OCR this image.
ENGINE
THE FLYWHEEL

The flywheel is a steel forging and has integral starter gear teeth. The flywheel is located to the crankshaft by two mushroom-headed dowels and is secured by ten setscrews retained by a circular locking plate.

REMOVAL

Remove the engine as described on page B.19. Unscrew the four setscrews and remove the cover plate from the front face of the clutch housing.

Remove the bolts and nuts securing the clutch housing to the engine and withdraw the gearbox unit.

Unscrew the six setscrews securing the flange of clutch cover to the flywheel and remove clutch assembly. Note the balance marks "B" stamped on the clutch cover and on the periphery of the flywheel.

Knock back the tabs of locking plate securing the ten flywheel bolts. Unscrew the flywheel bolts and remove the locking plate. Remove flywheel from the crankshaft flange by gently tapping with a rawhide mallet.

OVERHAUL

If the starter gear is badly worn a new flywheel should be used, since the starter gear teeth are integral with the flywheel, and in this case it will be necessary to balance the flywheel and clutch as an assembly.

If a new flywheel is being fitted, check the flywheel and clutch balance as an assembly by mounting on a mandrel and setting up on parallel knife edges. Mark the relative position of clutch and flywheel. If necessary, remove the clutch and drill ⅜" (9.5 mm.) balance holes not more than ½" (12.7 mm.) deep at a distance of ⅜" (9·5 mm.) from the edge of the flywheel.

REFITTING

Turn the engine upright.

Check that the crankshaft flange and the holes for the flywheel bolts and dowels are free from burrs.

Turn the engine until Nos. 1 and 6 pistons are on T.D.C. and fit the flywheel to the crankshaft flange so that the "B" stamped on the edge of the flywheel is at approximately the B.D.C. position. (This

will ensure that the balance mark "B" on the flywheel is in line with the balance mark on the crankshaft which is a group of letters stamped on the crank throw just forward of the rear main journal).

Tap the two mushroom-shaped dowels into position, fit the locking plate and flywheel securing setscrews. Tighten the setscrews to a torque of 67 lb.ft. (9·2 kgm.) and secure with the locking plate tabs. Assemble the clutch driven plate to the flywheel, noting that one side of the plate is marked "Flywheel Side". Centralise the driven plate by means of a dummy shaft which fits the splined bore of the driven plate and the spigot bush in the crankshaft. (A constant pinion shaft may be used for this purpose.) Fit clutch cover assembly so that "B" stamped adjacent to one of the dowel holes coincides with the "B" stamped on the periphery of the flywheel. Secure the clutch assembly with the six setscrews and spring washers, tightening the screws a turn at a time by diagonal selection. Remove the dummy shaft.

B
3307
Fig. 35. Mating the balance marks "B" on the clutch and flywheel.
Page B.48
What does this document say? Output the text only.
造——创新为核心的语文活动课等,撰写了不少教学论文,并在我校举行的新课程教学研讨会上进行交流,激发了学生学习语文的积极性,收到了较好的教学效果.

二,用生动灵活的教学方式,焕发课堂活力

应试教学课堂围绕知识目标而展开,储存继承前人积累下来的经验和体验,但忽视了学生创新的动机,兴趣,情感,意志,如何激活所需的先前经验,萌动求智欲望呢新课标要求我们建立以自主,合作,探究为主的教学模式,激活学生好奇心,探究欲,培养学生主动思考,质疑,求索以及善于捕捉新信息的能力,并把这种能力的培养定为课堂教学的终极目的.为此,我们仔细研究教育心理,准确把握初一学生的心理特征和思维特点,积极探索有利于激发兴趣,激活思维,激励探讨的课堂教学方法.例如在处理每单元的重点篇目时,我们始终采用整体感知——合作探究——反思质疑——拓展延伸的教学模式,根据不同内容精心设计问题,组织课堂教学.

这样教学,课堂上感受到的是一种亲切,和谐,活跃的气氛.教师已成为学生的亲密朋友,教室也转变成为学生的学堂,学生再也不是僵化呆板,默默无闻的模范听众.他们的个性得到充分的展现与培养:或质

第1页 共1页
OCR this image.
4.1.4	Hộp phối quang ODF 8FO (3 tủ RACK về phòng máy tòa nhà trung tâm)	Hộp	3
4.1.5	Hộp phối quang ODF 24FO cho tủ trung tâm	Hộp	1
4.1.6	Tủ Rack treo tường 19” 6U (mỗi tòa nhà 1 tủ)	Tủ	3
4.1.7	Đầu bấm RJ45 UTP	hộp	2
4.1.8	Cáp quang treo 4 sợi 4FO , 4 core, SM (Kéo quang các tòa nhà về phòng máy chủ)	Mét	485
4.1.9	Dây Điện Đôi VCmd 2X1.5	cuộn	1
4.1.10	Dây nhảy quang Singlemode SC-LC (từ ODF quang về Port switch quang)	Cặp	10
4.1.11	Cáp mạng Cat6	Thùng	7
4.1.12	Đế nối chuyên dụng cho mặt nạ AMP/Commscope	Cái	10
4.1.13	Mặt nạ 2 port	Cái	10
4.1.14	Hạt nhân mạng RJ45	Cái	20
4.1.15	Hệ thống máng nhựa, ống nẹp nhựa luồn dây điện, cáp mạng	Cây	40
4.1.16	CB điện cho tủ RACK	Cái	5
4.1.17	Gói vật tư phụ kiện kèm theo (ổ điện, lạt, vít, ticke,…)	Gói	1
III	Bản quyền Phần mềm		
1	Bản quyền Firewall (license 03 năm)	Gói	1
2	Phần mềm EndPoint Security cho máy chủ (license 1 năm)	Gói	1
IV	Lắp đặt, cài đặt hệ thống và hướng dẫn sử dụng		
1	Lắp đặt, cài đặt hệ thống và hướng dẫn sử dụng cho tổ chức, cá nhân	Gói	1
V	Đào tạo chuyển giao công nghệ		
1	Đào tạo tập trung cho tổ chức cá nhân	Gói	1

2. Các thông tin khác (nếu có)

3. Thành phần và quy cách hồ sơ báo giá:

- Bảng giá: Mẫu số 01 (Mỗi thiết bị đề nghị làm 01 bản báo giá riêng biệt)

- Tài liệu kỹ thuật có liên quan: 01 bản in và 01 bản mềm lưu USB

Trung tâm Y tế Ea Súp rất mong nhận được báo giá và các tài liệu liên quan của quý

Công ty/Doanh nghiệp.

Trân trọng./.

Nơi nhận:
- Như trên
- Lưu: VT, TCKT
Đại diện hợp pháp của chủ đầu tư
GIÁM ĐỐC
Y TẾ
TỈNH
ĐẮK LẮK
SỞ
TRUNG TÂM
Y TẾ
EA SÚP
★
************
Work to complete
Only the number is wanted: how many lines of the material above include the word "mushroom"?

Worked answer
2